▸ Material
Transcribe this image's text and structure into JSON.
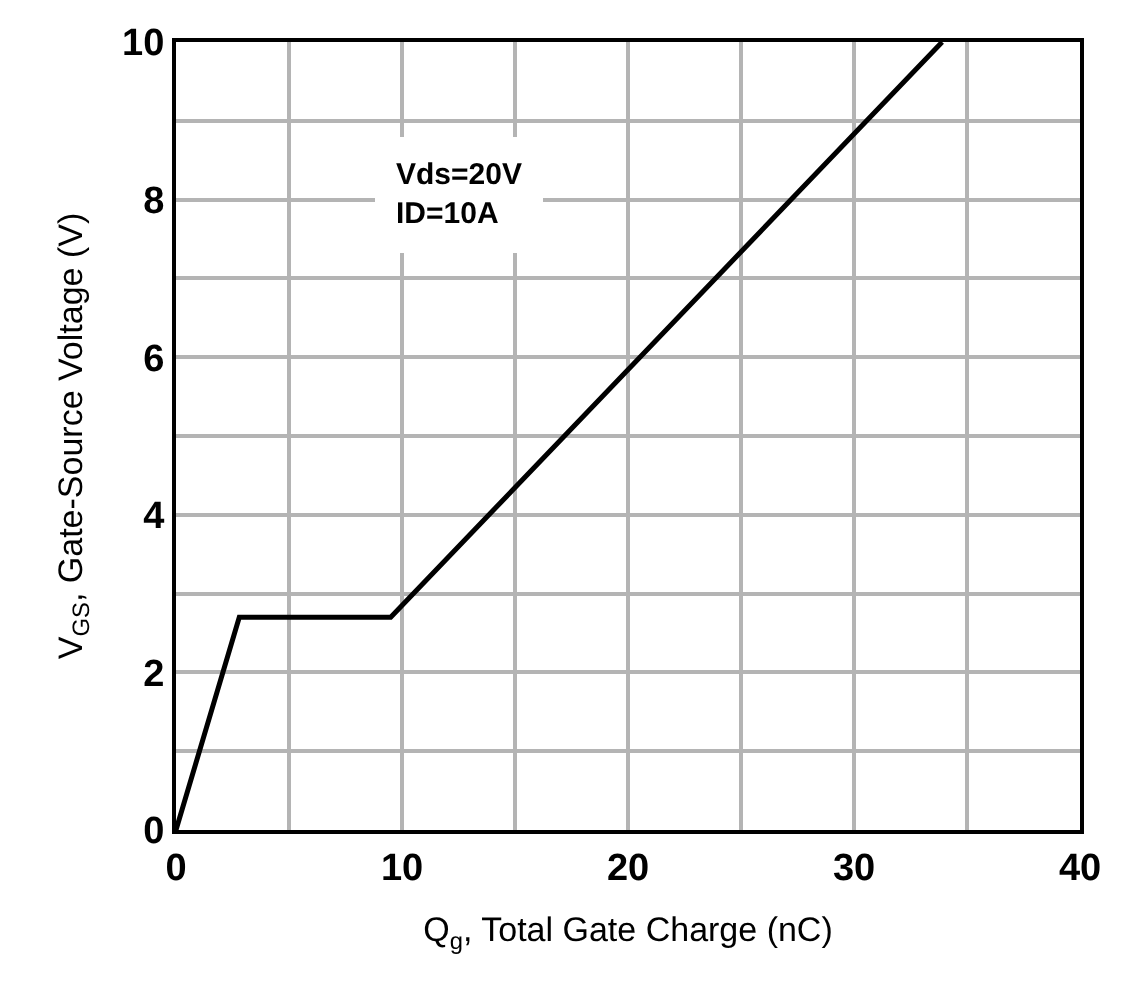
{
  "chart_data": {
    "type": "line",
    "xlabel": "Q$_{g}$, Total Gate Charge (nC)",
    "ylabel": "V$_{GS}$, Gate-Source Voltage (V)",
    "annotations": [
      "Vds=20V\nID=10A"
    ],
    "series": [
      {
        "color": "#000000",
        "x": [
          0,
          2.8,
          9.5,
          33.9
        ],
        "values": [
          0,
          2.7,
          2.7,
          10
        ]
      }
    ],
    "xlim": [
      0,
      40
    ],
    "ylim": [
      0,
      10
    ],
    "xticks": [
      0,
      {
        "value": 5,
        "label": null
      },
      10,
      {
        "value": 15,
        "label": null
      },
      20,
      {
        "value": 25,
        "label": null
      },
      30,
      {
        "value": 35,
        "label": null
      },
      40
    ],
    "yticks": [
      0,
      {
        "value": 1,
        "label": null
      },
      2,
      {
        "value": 3,
        "label": null
      },
      4,
      {
        "value": 5,
        "label": null
      },
      6,
      {
        "value": 7,
        "label": null
      },
      8,
      {
        "value": 9,
        "label": null
      },
      10
    ],
    "grid": true,
    "marker": "none",
    "line_style": "solid"
  }
}
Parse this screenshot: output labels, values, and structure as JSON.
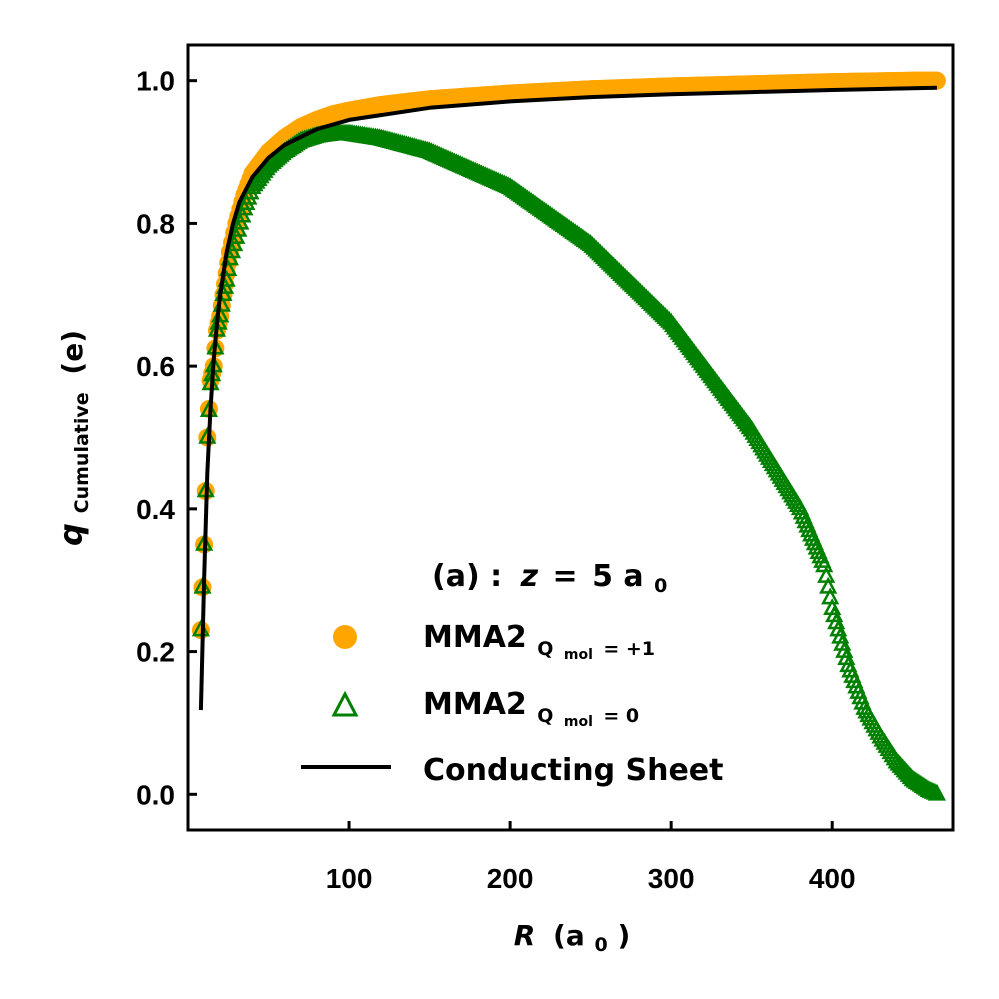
{
  "chart_data": {
    "type": "scatter",
    "title": "",
    "annotation": {
      "prefix": "(a)",
      "colon": ":",
      "var": "z",
      "eq": "=",
      "value": "5 a",
      "sub": "0"
    },
    "xlabel": {
      "var": "R",
      "unit": "(a",
      "unit_sub": "0",
      "close": ")"
    },
    "ylabel": {
      "var": "q",
      "sub": "Cumulative",
      "unit": "(e)"
    },
    "xlim": [
      0,
      475
    ],
    "ylim": [
      -0.05,
      1.05
    ],
    "xticks": [
      100,
      200,
      300,
      400
    ],
    "yticks": [
      0.0,
      0.2,
      0.4,
      0.6,
      0.8,
      1.0
    ],
    "xtick_labels": [
      "100",
      "200",
      "300",
      "400"
    ],
    "ytick_labels": [
      "0.0",
      "0.2",
      "0.4",
      "0.6",
      "0.8",
      "1.0"
    ],
    "legend_position": "lower-center",
    "series": [
      {
        "name": "MMA2",
        "label_sub": "Q",
        "label_subsub": "mol",
        "label_sub_tail": " = +1",
        "style": "filled-circle",
        "color": "#FFA500",
        "x": [
          8,
          10,
          12,
          14,
          16,
          18,
          20,
          22,
          24,
          26,
          30,
          35,
          40,
          50,
          60,
          70,
          80,
          90,
          100,
          120,
          150,
          200,
          250,
          300,
          350,
          400,
          450,
          460,
          465
        ],
        "y": [
          0.23,
          0.35,
          0.5,
          0.58,
          0.6,
          0.65,
          0.67,
          0.7,
          0.73,
          0.76,
          0.8,
          0.84,
          0.87,
          0.9,
          0.92,
          0.935,
          0.945,
          0.953,
          0.958,
          0.966,
          0.974,
          0.982,
          0.988,
          0.992,
          0.995,
          0.998,
          1.0,
          1.0,
          1.0
        ]
      },
      {
        "name": "MMA2",
        "label_sub": "Q",
        "label_subsub": "mol",
        "label_sub_tail": " = 0",
        "style": "open-triangle",
        "color": "#008000",
        "x": [
          8,
          10,
          12,
          14,
          16,
          18,
          20,
          22,
          24,
          26,
          30,
          35,
          40,
          50,
          60,
          70,
          80,
          90,
          100,
          120,
          150,
          200,
          250,
          300,
          350,
          380,
          395,
          400,
          410,
          420,
          430,
          440,
          450,
          460,
          465
        ],
        "y": [
          0.23,
          0.35,
          0.5,
          0.575,
          0.6,
          0.65,
          0.67,
          0.7,
          0.72,
          0.75,
          0.78,
          0.82,
          0.85,
          0.88,
          0.9,
          0.915,
          0.922,
          0.925,
          0.925,
          0.918,
          0.9,
          0.85,
          0.77,
          0.66,
          0.51,
          0.4,
          0.32,
          0.26,
          0.18,
          0.12,
          0.08,
          0.045,
          0.02,
          0.005,
          0.0
        ]
      },
      {
        "name": "Conducting Sheet",
        "style": "line",
        "color": "#000000",
        "x": [
          8,
          10,
          12,
          14,
          16,
          18,
          20,
          24,
          28,
          32,
          40,
          50,
          60,
          80,
          100,
          150,
          200,
          250,
          300,
          350,
          400,
          465
        ],
        "y": [
          0.118,
          0.3,
          0.45,
          0.54,
          0.61,
          0.66,
          0.7,
          0.76,
          0.8,
          0.83,
          0.865,
          0.892,
          0.91,
          0.932,
          0.945,
          0.962,
          0.971,
          0.977,
          0.981,
          0.984,
          0.987,
          0.99
        ]
      }
    ]
  }
}
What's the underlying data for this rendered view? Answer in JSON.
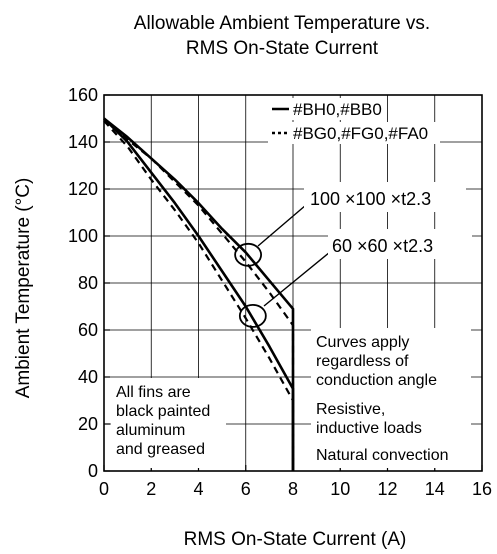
{
  "chart_data": {
    "type": "line",
    "title_line1": "Allowable Ambient Temperature vs.",
    "title_line2": "RMS On-State Current",
    "xlabel": "RMS On-State Current  (A)",
    "ylabel": "Ambient Temperature (°C)",
    "xlim": [
      0,
      16
    ],
    "ylim": [
      0,
      160
    ],
    "xticks": [
      0,
      2,
      4,
      6,
      8,
      10,
      12,
      14,
      16
    ],
    "yticks": [
      0,
      20,
      40,
      60,
      80,
      100,
      120,
      140,
      160
    ],
    "grid": true,
    "legend_position": "top-right",
    "legend": [
      {
        "style": "solid",
        "label": "#BH0,#BB0"
      },
      {
        "style": "dashed",
        "label": "#BG0,#FG0,#FA0"
      }
    ],
    "series": [
      {
        "line": "solid",
        "fin": "100 ×100 ×t2.3",
        "x": [
          0,
          1,
          2,
          3,
          4,
          5,
          6,
          7,
          8,
          8
        ],
        "y": [
          150,
          142,
          133,
          124,
          114,
          103,
          93,
          81,
          69,
          0
        ]
      },
      {
        "line": "dashed",
        "fin": "100 ×100 ×t2.3",
        "x": [
          0,
          1,
          2,
          3,
          4,
          5,
          6,
          7,
          8,
          8
        ],
        "y": [
          149,
          141,
          133,
          123,
          113,
          101,
          89,
          76,
          62,
          0
        ]
      },
      {
        "line": "solid",
        "fin": "60 ×60 ×t2.3",
        "x": [
          0,
          1,
          2,
          3,
          4,
          5,
          6,
          7,
          8,
          8
        ],
        "y": [
          150,
          140,
          127,
          114,
          100,
          85,
          70,
          53,
          35,
          0
        ]
      },
      {
        "line": "dashed",
        "fin": "60 ×60 ×t2.3",
        "x": [
          0,
          1,
          2,
          3,
          4,
          5,
          6,
          7,
          8,
          8
        ],
        "y": [
          149,
          138,
          124,
          111,
          97,
          81,
          65,
          48,
          30,
          0
        ]
      }
    ],
    "annotations": [
      {
        "id": "fin-100",
        "text": "100 ×100 ×t2.3",
        "circle_at": [
          6.1,
          92
        ]
      },
      {
        "id": "fin-60",
        "text": "60 ×60 ×t2.3",
        "circle_at": [
          6.3,
          66
        ]
      }
    ],
    "notes_right": [
      [
        "Curves apply",
        "regardless of",
        "conduction angle"
      ],
      [
        "Resistive,",
        "inductive loads"
      ],
      [
        "Natural convection"
      ]
    ],
    "notes_left": [
      "All fins are",
      "black painted",
      "aluminum",
      "and greased"
    ]
  }
}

▸ Problem to solve
Leave out the pictures and retype every line above exactly.

▸ The response
Transcribe this image's text and structure into JSON.
{
  "chart_data": {
    "type": "line",
    "xlabel": "Q$_{g}$, Total Gate Charge (nC)",
    "ylabel": "V$_{GS}$, Gate-Source Voltage (V)",
    "annotations": [
      "Vds=20V\nID=10A"
    ],
    "series": [
      {
        "color": "#000000",
        "x": [
          0,
          2.8,
          9.5,
          33.9
        ],
        "values": [
          0,
          2.7,
          2.7,
          10
        ]
      }
    ],
    "xlim": [
      0,
      40
    ],
    "ylim": [
      0,
      10
    ],
    "xticks": [
      0,
      {
        "value": 5,
        "label": null
      },
      10,
      {
        "value": 15,
        "label": null
      },
      20,
      {
        "value": 25,
        "label": null
      },
      30,
      {
        "value": 35,
        "label": null
      },
      40
    ],
    "yticks": [
      0,
      {
        "value": 1,
        "label": null
      },
      2,
      {
        "value": 3,
        "label": null
      },
      4,
      {
        "value": 5,
        "label": null
      },
      6,
      {
        "value": 7,
        "label": null
      },
      8,
      {
        "value": 9,
        "label": null
      },
      10
    ],
    "grid": true,
    "marker": "none",
    "line_style": "solid"
  }
}
Parse this screenshot: output labels, values, and structure as JSON.
{
  "chart_data": {
    "type": "scatter",
    "title": "",
    "annotation": {
      "prefix": "(a)",
      "colon": ":",
      "var": "z",
      "eq": "=",
      "value": "5 a",
      "sub": "0"
    },
    "xlabel": {
      "var": "R",
      "unit": "(a",
      "unit_sub": "0",
      "close": ")"
    },
    "ylabel": {
      "var": "q",
      "sub": "Cumulative",
      "unit": "(e)"
    },
    "xlim": [
      0,
      475
    ],
    "ylim": [
      -0.05,
      1.05
    ],
    "xticks": [
      100,
      200,
      300,
      400
    ],
    "yticks": [
      0.0,
      0.2,
      0.4,
      0.6,
      0.8,
      1.0
    ],
    "xtick_labels": [
      "100",
      "200",
      "300",
      "400"
    ],
    "ytick_labels": [
      "0.0",
      "0.2",
      "0.4",
      "0.6",
      "0.8",
      "1.0"
    ],
    "legend_position": "lower-center",
    "series": [
      {
        "name": "MMA2",
        "label_sub": "Q",
        "label_subsub": "mol",
        "label_sub_tail": " = +1",
        "style": "filled-circle",
        "color": "#FFA500",
        "x": [
          8,
          10,
          12,
          14,
          16,
          18,
          20,
          22,
          24,
          26,
          30,
          35,
          40,
          50,
          60,
          70,
          80,
          90,
          100,
          120,
          150,
          200,
          250,
          300,
          350,
          400,
          450,
          460,
          465
        ],
        "y": [
          0.23,
          0.35,
          0.5,
          0.58,
          0.6,
          0.65,
          0.67,
          0.7,
          0.73,
          0.76,
          0.8,
          0.84,
          0.87,
          0.9,
          0.92,
          0.935,
          0.945,
          0.953,
          0.958,
          0.966,
          0.974,
          0.982,
          0.988,
          0.992,
          0.995,
          0.998,
          1.0,
          1.0,
          1.0
        ]
      },
      {
        "name": "MMA2",
        "label_sub": "Q",
        "label_subsub": "mol",
        "label_sub_tail": " = 0",
        "style": "open-triangle",
        "color": "#008000",
        "x": [
          8,
          10,
          12,
          14,
          16,
          18,
          20,
          22,
          24,
          26,
          30,
          35,
          40,
          50,
          60,
          70,
          80,
          90,
          100,
          120,
          150,
          200,
          250,
          300,
          350,
          380,
          395,
          400,
          410,
          420,
          430,
          440,
          450,
          460,
          465
        ],
        "y": [
          0.23,
          0.35,
          0.5,
          0.575,
          0.6,
          0.65,
          0.67,
          0.7,
          0.72,
          0.75,
          0.78,
          0.82,
          0.85,
          0.88,
          0.9,
          0.915,
          0.922,
          0.925,
          0.925,
          0.918,
          0.9,
          0.85,
          0.77,
          0.66,
          0.51,
          0.4,
          0.32,
          0.26,
          0.18,
          0.12,
          0.08,
          0.045,
          0.02,
          0.005,
          0.0
        ]
      },
      {
        "name": "Conducting Sheet",
        "style": "line",
        "color": "#000000",
        "x": [
          8,
          10,
          12,
          14,
          16,
          18,
          20,
          24,
          28,
          32,
          40,
          50,
          60,
          80,
          100,
          150,
          200,
          250,
          300,
          350,
          400,
          465
        ],
        "y": [
          0.118,
          0.3,
          0.45,
          0.54,
          0.61,
          0.66,
          0.7,
          0.76,
          0.8,
          0.83,
          0.865,
          0.892,
          0.91,
          0.932,
          0.945,
          0.962,
          0.971,
          0.977,
          0.981,
          0.984,
          0.987,
          0.99
        ]
      }
    ]
  }
}
What's the underlying data for this rendered view? Answer in JSON.
{
  "chart_data": {
    "type": "line",
    "title_line1": "Allowable Ambient Temperature vs.",
    "title_line2": "RMS On-State Current",
    "xlabel": "RMS On-State Current  (A)",
    "ylabel": "Ambient Temperature (°C)",
    "xlim": [
      0,
      16
    ],
    "ylim": [
      0,
      160
    ],
    "xticks": [
      0,
      2,
      4,
      6,
      8,
      10,
      12,
      14,
      16
    ],
    "yticks": [
      0,
      20,
      40,
      60,
      80,
      100,
      120,
      140,
      160
    ],
    "grid": true,
    "legend_position": "top-right",
    "legend": [
      {
        "style": "solid",
        "label": "#BH0,#BB0"
      },
      {
        "style": "dashed",
        "label": "#BG0,#FG0,#FA0"
      }
    ],
    "series": [
      {
        "line": "solid",
        "fin": "100 ×100 ×t2.3",
        "x": [
          0,
          1,
          2,
          3,
          4,
          5,
          6,
          7,
          8,
          8
        ],
        "y": [
          150,
          142,
          133,
          124,
          114,
          103,
          93,
          81,
          69,
          0
        ]
      },
      {
        "line": "dashed",
        "fin": "100 ×100 ×t2.3",
        "x": [
          0,
          1,
          2,
          3,
          4,
          5,
          6,
          7,
          8,
          8
        ],
        "y": [
          149,
          141,
          133,
          123,
          113,
          101,
          89,
          76,
          62,
          0
        ]
      },
      {
        "line": "solid",
        "fin": "60 ×60 ×t2.3",
        "x": [
          0,
          1,
          2,
          3,
          4,
          5,
          6,
          7,
          8,
          8
        ],
        "y": [
          150,
          140,
          127,
          114,
          100,
          85,
          70,
          53,
          35,
          0
        ]
      },
      {
        "line": "dashed",
        "fin": "60 ×60 ×t2.3",
        "x": [
          0,
          1,
          2,
          3,
          4,
          5,
          6,
          7,
          8,
          8
        ],
        "y": [
          149,
          138,
          124,
          111,
          97,
          81,
          65,
          48,
          30,
          0
        ]
      }
    ],
    "annotations": [
      {
        "id": "fin-100",
        "text": "100 ×100 ×t2.3",
        "circle_at": [
          6.1,
          92
        ]
      },
      {
        "id": "fin-60",
        "text": "60 ×60 ×t2.3",
        "circle_at": [
          6.3,
          66
        ]
      }
    ],
    "notes_right": [
      [
        "Curves apply",
        "regardless of",
        "conduction angle"
      ],
      [
        "Resistive,",
        "inductive loads"
      ],
      [
        "Natural convection"
      ]
    ],
    "notes_left": [
      "All fins are",
      "black painted",
      "aluminum",
      "and greased"
    ]
  }
}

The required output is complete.